BEGIN SUPPLIED RECORDS

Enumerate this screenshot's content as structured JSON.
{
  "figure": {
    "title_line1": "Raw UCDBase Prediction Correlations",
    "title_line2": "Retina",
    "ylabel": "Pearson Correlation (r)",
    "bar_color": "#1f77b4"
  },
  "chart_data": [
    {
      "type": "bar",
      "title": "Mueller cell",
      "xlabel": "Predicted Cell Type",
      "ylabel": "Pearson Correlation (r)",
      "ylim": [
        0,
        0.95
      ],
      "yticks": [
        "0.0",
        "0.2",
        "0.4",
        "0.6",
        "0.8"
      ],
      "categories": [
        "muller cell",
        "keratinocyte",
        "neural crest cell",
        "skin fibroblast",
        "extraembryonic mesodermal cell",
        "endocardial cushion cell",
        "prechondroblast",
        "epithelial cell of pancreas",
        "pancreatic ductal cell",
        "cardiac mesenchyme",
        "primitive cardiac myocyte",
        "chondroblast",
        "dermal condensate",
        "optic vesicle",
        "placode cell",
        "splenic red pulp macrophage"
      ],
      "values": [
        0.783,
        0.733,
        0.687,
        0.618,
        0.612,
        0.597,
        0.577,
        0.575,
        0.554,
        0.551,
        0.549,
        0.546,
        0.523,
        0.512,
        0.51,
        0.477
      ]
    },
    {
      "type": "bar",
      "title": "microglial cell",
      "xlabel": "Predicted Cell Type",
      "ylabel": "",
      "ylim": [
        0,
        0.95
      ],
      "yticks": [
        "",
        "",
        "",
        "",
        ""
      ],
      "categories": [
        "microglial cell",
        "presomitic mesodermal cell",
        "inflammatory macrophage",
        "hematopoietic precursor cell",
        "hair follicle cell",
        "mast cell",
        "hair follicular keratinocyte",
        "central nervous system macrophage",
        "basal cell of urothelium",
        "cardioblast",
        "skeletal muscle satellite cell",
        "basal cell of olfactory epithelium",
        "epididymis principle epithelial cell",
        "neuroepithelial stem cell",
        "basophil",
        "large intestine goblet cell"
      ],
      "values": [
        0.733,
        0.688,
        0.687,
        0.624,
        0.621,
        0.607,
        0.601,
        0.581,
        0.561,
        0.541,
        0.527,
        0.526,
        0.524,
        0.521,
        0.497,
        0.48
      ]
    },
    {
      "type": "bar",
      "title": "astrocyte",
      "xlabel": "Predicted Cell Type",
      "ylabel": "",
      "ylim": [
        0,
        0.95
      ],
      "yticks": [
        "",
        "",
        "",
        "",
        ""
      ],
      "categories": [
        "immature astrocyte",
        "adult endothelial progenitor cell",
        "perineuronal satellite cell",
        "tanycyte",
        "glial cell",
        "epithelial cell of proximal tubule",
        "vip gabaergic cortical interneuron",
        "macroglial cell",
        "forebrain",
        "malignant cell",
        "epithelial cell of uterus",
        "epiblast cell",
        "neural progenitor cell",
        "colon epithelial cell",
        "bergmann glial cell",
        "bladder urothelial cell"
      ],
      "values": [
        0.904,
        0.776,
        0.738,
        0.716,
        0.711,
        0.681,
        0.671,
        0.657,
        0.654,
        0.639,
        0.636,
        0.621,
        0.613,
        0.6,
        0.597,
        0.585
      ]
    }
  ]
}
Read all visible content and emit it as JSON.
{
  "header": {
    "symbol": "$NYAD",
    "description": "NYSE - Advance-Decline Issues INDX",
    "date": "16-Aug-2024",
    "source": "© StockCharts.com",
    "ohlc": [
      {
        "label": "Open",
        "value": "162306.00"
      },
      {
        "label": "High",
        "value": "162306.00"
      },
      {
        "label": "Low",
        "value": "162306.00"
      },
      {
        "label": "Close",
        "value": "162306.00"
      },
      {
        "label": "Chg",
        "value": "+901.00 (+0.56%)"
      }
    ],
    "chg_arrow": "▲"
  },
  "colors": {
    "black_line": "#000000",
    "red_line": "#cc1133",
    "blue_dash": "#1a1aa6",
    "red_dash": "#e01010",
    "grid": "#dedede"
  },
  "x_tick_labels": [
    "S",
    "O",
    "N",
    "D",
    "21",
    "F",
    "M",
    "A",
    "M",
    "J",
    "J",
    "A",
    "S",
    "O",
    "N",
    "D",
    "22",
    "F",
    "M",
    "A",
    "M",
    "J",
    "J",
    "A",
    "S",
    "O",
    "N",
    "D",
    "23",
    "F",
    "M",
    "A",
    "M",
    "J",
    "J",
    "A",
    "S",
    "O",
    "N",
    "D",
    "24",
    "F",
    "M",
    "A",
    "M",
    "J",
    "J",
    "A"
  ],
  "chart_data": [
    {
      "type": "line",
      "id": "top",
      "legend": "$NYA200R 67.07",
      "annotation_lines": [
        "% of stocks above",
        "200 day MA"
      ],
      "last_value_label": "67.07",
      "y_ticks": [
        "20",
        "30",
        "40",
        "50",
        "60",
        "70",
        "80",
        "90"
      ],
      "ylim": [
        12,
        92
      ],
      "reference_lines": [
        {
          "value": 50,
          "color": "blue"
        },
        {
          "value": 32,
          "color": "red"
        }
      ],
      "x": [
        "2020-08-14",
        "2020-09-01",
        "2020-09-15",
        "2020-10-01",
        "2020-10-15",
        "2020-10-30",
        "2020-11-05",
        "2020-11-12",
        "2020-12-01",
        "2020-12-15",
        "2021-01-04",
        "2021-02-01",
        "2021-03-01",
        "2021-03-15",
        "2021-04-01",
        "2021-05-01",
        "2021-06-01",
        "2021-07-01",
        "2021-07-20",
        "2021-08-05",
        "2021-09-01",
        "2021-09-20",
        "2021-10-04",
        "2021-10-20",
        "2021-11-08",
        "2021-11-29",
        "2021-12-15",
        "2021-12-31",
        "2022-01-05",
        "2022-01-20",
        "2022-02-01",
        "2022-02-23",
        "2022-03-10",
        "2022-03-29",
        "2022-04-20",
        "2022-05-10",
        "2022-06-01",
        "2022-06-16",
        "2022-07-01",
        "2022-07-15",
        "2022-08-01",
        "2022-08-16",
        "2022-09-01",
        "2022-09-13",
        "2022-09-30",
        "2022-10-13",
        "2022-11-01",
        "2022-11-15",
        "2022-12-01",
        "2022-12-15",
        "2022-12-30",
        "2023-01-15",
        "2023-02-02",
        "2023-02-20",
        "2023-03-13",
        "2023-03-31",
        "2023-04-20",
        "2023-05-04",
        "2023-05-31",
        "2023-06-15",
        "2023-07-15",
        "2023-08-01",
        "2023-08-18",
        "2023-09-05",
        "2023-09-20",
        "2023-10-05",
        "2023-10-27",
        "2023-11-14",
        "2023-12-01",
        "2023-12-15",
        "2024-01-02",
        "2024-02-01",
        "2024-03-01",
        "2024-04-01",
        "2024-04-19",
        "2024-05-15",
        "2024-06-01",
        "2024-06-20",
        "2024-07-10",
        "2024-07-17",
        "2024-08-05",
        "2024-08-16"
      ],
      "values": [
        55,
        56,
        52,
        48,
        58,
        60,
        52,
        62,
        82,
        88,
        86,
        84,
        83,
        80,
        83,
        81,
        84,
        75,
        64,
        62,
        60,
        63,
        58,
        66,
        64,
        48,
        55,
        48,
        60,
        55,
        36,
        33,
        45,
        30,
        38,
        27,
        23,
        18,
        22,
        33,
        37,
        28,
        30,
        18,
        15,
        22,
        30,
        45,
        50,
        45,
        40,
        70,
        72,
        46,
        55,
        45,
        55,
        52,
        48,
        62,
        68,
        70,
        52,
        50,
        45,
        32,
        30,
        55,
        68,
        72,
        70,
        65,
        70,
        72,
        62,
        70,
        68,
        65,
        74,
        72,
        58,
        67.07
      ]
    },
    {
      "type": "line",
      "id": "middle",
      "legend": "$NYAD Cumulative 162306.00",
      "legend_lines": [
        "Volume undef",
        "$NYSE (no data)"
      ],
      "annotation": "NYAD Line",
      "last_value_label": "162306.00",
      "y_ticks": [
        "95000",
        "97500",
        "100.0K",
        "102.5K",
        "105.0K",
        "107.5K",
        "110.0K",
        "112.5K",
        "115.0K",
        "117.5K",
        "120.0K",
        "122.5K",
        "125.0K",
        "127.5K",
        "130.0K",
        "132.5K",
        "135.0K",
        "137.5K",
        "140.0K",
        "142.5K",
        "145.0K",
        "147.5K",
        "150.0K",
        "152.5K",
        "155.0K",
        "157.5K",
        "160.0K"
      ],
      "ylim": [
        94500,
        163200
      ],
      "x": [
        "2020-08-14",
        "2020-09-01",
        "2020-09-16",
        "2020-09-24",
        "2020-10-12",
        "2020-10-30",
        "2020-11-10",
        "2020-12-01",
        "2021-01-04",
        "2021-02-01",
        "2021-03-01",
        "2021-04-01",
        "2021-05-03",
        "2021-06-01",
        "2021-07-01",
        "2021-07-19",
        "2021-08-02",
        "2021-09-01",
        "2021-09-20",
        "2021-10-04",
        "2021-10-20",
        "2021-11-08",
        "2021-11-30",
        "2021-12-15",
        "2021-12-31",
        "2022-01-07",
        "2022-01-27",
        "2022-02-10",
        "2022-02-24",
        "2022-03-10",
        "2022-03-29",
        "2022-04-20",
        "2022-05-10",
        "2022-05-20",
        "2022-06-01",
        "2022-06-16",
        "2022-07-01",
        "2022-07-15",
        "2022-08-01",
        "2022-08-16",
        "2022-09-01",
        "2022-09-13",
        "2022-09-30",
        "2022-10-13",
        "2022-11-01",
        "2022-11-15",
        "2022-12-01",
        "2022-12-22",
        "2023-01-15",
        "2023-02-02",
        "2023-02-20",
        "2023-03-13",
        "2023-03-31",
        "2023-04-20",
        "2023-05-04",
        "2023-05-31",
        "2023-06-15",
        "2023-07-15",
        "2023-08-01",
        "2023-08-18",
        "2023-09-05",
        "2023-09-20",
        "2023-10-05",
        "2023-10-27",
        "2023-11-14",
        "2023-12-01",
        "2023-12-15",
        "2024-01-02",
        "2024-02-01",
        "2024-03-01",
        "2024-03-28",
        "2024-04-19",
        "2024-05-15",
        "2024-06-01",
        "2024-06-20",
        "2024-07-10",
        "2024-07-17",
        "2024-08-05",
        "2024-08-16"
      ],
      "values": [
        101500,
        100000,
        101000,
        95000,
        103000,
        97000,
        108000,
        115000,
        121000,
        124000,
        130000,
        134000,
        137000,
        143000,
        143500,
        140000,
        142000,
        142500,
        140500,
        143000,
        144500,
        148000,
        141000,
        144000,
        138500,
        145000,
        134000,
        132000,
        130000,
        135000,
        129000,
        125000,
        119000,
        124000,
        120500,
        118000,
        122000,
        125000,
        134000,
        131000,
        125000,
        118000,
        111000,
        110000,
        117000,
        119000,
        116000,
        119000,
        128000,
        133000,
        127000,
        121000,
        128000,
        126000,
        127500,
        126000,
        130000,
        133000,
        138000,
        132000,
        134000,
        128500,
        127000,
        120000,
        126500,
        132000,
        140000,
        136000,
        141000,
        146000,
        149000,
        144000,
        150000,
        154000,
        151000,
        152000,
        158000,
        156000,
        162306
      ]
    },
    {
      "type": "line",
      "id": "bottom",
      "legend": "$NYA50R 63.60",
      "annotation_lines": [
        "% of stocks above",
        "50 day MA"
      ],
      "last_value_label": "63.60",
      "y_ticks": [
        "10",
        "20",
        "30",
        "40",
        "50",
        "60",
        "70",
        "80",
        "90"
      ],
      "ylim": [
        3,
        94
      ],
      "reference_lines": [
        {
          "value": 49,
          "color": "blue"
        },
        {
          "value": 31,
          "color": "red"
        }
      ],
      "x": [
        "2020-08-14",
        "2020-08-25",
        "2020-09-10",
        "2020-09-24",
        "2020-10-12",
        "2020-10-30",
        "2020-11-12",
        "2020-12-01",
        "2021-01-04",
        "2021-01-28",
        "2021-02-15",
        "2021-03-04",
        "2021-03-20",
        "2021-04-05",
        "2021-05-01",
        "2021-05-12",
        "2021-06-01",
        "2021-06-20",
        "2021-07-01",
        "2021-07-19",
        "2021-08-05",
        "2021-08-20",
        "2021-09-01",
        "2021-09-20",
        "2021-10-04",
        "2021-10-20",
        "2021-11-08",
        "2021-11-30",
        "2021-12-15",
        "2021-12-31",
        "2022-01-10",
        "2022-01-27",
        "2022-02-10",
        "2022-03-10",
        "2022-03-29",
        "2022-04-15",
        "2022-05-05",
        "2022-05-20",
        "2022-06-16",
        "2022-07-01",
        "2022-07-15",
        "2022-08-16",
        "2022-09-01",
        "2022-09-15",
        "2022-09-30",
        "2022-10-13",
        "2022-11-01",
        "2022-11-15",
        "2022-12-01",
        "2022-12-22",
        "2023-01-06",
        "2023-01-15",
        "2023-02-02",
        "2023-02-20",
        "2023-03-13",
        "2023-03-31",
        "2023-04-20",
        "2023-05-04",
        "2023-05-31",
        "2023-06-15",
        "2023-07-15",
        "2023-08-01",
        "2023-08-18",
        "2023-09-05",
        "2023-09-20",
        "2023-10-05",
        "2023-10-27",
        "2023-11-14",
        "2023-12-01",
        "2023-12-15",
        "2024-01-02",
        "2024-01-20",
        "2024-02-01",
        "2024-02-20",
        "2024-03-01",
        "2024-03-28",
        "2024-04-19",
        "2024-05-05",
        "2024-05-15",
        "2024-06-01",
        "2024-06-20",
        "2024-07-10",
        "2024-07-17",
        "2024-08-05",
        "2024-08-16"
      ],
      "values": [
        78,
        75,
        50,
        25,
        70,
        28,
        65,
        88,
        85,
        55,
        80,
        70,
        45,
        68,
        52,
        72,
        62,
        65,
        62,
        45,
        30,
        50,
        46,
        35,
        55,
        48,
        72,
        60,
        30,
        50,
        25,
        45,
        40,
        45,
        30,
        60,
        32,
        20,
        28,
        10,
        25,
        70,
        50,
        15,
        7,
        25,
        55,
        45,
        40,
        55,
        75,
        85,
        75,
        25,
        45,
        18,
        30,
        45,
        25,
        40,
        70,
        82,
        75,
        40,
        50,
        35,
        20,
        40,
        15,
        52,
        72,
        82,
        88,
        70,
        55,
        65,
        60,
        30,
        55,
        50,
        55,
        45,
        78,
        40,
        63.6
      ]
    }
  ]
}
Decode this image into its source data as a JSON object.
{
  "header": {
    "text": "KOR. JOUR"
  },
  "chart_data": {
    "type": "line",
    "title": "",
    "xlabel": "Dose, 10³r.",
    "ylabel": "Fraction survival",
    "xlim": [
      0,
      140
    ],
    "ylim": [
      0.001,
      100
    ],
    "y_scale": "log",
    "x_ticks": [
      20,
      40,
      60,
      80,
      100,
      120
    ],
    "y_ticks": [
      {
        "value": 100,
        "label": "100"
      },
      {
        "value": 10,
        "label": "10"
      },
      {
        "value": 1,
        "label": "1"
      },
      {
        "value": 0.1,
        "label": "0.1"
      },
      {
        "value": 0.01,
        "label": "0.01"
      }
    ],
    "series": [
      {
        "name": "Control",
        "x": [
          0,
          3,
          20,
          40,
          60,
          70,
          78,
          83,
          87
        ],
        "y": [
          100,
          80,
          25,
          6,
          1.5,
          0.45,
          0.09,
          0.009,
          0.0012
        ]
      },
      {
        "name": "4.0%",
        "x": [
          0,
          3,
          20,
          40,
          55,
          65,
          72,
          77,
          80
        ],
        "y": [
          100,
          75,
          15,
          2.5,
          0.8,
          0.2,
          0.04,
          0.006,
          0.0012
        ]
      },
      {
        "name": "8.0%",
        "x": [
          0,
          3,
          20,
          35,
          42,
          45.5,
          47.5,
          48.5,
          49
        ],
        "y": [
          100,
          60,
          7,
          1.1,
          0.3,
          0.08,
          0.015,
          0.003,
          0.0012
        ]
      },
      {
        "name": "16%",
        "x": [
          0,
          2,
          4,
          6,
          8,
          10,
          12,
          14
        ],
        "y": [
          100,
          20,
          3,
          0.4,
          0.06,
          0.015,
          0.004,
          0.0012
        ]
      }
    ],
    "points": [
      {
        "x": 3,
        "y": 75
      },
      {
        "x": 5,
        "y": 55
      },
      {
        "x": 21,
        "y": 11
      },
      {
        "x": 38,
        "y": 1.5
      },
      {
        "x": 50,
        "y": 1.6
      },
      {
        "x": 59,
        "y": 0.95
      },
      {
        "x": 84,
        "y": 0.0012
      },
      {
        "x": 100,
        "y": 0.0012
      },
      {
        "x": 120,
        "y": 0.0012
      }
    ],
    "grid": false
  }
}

END SUPPLIED RECORDS

— PROMPT —
Which lines of the data include "neural"? Copy each of them.

— WORKED ANSWER —
        "neural crest cell",
        "neural progenitor cell",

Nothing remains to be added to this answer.